• Given records:
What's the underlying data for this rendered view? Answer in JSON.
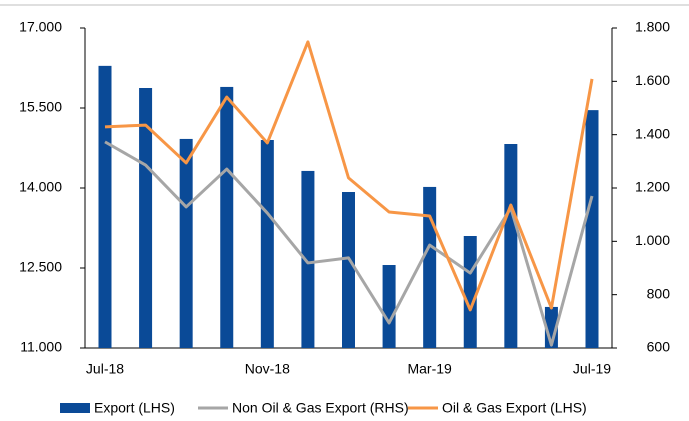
{
  "chart_data": {
    "type": "bar_line",
    "categories": [
      "Jul-18",
      null,
      null,
      null,
      "Nov-18",
      null,
      null,
      null,
      "Mar-19",
      null,
      null,
      null,
      "Jul-19"
    ],
    "series": [
      {
        "name": "Export (LHS)",
        "type": "bar",
        "color": "#0a4a97",
        "values": [
          16290,
          15875,
          14920,
          15895,
          14900,
          14320,
          13925,
          12556,
          14020,
          13100,
          14825,
          11770,
          15460
        ]
      },
      {
        "name": "Non Oil & Gas Export (RHS)",
        "type": "line",
        "axis": "y2",
        "color": "#a6a6a6",
        "values": [
          1373,
          1286,
          1129,
          1271,
          1106,
          919,
          938,
          694,
          986,
          881,
          1125,
          611,
          1170
        ]
      },
      {
        "name": "Oil & Gas Export (LHS)",
        "type": "line",
        "axis": "y2",
        "color": "#f79646",
        "values": [
          1429,
          1436,
          1294,
          1541,
          1369,
          1748,
          1238,
          1110,
          1095,
          743,
          1136,
          750,
          1609
        ]
      }
    ],
    "ylim": [
      11000,
      17000
    ],
    "yticks": [
      {
        "value": 11000,
        "label": "11.000"
      },
      {
        "value": 12500,
        "label": "12.500"
      },
      {
        "value": 14000,
        "label": "14.000"
      },
      {
        "value": 15500,
        "label": "15.500"
      },
      {
        "value": 17000,
        "label": "17.000"
      }
    ],
    "y2lim": [
      600,
      1800
    ],
    "y2ticks": [
      600,
      800,
      {
        "value": 1000,
        "label": "1.000"
      },
      {
        "value": 1200,
        "label": "1.200"
      },
      {
        "value": 1400,
        "label": "1.400"
      },
      {
        "value": 1600,
        "label": "1.600"
      },
      {
        "value": 1800,
        "label": "1.800"
      }
    ],
    "legend": "bottom"
  }
}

• Directions for this task:
Output all the records, word for word, with no pictures in the copy.

• Response to this exercise:
What's the underlying data for this rendered view? Answer in JSON.
{
  "chart_data": {
    "type": "bar_line",
    "categories": [
      "Jul-18",
      null,
      null,
      null,
      "Nov-18",
      null,
      null,
      null,
      "Mar-19",
      null,
      null,
      null,
      "Jul-19"
    ],
    "series": [
      {
        "name": "Export (LHS)",
        "type": "bar",
        "color": "#0a4a97",
        "values": [
          16290,
          15875,
          14920,
          15895,
          14900,
          14320,
          13925,
          12556,
          14020,
          13100,
          14825,
          11770,
          15460
        ]
      },
      {
        "name": "Non Oil & Gas Export (RHS)",
        "type": "line",
        "axis": "y2",
        "color": "#a6a6a6",
        "values": [
          1373,
          1286,
          1129,
          1271,
          1106,
          919,
          938,
          694,
          986,
          881,
          1125,
          611,
          1170
        ]
      },
      {
        "name": "Oil & Gas Export (LHS)",
        "type": "line",
        "axis": "y2",
        "color": "#f79646",
        "values": [
          1429,
          1436,
          1294,
          1541,
          1369,
          1748,
          1238,
          1110,
          1095,
          743,
          1136,
          750,
          1609
        ]
      }
    ],
    "ylim": [
      11000,
      17000
    ],
    "yticks": [
      {
        "value": 11000,
        "label": "11.000"
      },
      {
        "value": 12500,
        "label": "12.500"
      },
      {
        "value": 14000,
        "label": "14.000"
      },
      {
        "value": 15500,
        "label": "15.500"
      },
      {
        "value": 17000,
        "label": "17.000"
      }
    ],
    "y2lim": [
      600,
      1800
    ],
    "y2ticks": [
      600,
      800,
      {
        "value": 1000,
        "label": "1.000"
      },
      {
        "value": 1200,
        "label": "1.200"
      },
      {
        "value": 1400,
        "label": "1.400"
      },
      {
        "value": 1600,
        "label": "1.600"
      },
      {
        "value": 1800,
        "label": "1.800"
      }
    ],
    "legend": "bottom"
  }
}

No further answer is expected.